*Job*.
Repeat every record below exactly, omitting any pictures.

-- Input rows start --

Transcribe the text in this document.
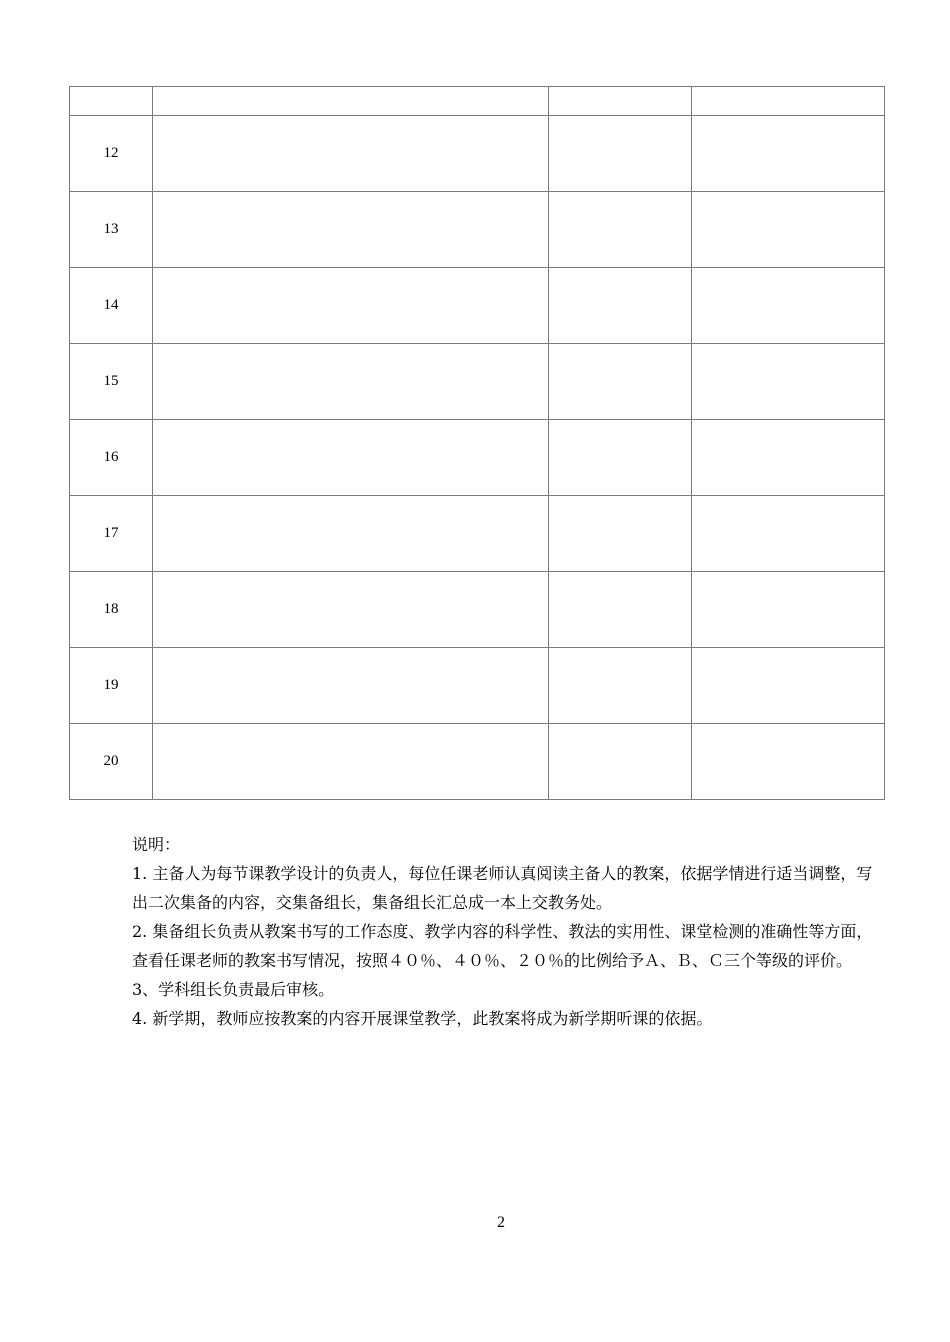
12			
13			
14			
15			
16			
17			
18			
19			
20			

说明：

1. 主备人为每节课教学设计的负责人，每位任课老师认真阅读主备人的教案，依据学情进行适当调整，写出二次集备的内容，交集备组长，集备组长汇总成一本上交教务处。

2. 集备组长负责从教案书写的工作态度、教学内容的科学性、教法的实用性、课堂检测的准确性等方面，查看任课老师的教案书写情况，按照４０％、４０％、２０％的比例给予Ａ、Ｂ、Ｃ三个等级的评价。

3、学科组长负责最后审核。

4. 新学期，教师应按教案的内容开展课堂教学，此教案将成为新学期听课的依据。

2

-- Input rows end --

*The answer*.
Transcribe the text in this document.
12			
13			
14			
15			
16			
17			
18			
19			
20			

说明：

1. 主备人为每节课教学设计的负责人，每位任课老师认真阅读主备人的教案，依据学情进行适当调整，写出二次集备的内容，交集备组长，集备组长汇总成一本上交教务处。

2. 集备组长负责从教案书写的工作态度、教学内容的科学性、教法的实用性、课堂检测的准确性等方面，查看任课老师的教案书写情况，按照４０％、４０％、２０％的比例给予Ａ、Ｂ、Ｃ三个等级的评价。

3、学科组长负责最后审核。

4. 新学期，教师应按教案的内容开展课堂教学，此教案将成为新学期听课的依据。

2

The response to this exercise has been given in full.